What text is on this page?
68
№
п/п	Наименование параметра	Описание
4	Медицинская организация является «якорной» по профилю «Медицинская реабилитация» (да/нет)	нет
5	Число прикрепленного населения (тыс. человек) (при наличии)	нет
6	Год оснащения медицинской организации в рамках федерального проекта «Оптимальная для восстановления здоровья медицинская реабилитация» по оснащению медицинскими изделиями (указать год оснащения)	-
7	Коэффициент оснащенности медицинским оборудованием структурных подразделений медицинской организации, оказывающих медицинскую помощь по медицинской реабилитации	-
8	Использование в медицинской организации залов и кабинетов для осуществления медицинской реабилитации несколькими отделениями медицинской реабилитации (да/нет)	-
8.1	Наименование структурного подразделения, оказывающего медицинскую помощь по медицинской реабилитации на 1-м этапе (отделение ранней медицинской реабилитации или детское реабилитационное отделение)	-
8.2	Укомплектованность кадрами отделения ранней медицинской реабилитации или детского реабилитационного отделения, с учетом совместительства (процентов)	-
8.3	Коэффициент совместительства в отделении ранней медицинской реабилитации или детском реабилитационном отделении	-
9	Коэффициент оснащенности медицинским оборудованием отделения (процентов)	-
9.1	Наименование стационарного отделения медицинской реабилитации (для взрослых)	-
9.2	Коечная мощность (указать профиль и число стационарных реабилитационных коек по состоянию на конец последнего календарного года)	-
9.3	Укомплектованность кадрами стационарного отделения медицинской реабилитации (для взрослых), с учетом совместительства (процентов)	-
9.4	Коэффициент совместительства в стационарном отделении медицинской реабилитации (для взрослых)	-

* **JOB**
Give only the count of lines in this material that contain the string "кадрами".

* **TASK SOLUTION**
2